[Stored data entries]

:::::

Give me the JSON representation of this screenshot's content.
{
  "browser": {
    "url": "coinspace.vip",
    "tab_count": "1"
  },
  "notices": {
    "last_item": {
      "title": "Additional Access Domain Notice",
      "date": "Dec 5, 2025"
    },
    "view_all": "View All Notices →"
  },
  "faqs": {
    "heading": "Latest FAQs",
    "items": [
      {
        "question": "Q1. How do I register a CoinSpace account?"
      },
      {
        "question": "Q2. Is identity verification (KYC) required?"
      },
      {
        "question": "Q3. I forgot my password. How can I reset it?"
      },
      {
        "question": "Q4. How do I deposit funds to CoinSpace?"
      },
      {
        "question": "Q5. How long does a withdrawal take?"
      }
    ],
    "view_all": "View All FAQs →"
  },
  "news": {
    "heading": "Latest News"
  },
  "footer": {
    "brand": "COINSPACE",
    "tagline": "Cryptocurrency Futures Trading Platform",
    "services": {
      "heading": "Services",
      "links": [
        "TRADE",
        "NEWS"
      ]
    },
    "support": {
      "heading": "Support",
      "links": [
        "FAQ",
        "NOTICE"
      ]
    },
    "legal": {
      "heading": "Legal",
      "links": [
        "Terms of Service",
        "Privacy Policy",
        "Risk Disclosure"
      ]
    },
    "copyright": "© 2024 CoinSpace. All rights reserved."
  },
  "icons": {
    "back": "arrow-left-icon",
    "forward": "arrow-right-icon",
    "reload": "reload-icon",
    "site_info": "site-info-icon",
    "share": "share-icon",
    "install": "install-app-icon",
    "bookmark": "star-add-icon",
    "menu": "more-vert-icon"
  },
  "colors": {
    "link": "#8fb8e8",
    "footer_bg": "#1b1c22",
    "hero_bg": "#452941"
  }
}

:::::

--- Work required ---
Set down the listing above in full, please, exactly as it appears.

--- Worked answer ---
Give me the JSON representation of this screenshot's content.
{
  "browser": {
    "url": "coinspace.vip",
    "tab_count": "1"
  },
  "notices": {
    "last_item": {
      "title": "Additional Access Domain Notice",
      "date": "Dec 5, 2025"
    },
    "view_all": "View All Notices →"
  },
  "faqs": {
    "heading": "Latest FAQs",
    "items": [
      {
        "question": "Q1. How do I register a CoinSpace account?"
      },
      {
        "question": "Q2. Is identity verification (KYC) required?"
      },
      {
        "question": "Q3. I forgot my password. How can I reset it?"
      },
      {
        "question": "Q4. How do I deposit funds to CoinSpace?"
      },
      {
        "question": "Q5. How long does a withdrawal take?"
      }
    ],
    "view_all": "View All FAQs →"
  },
  "news": {
    "heading": "Latest News"
  },
  "footer": {
    "brand": "COINSPACE",
    "tagline": "Cryptocurrency Futures Trading Platform",
    "services": {
      "heading": "Services",
      "links": [
        "TRADE",
        "NEWS"
      ]
    },
    "support": {
      "heading": "Support",
      "links": [
        "FAQ",
        "NOTICE"
      ]
    },
    "legal": {
      "heading": "Legal",
      "links": [
        "Terms of Service",
        "Privacy Policy",
        "Risk Disclosure"
      ]
    },
    "copyright": "© 2024 CoinSpace. All rights reserved."
  },
  "icons": {
    "back": "arrow-left-icon",
    "forward": "arrow-right-icon",
    "reload": "reload-icon",
    "site_info": "site-info-icon",
    "share": "share-icon",
    "install": "install-app-icon",
    "bookmark": "star-add-icon",
    "menu": "more-vert-icon"
  },
  "colors": {
    "link": "#8fb8e8",
    "footer_bg": "#1b1c22",
    "hero_bg": "#452941"
  }
}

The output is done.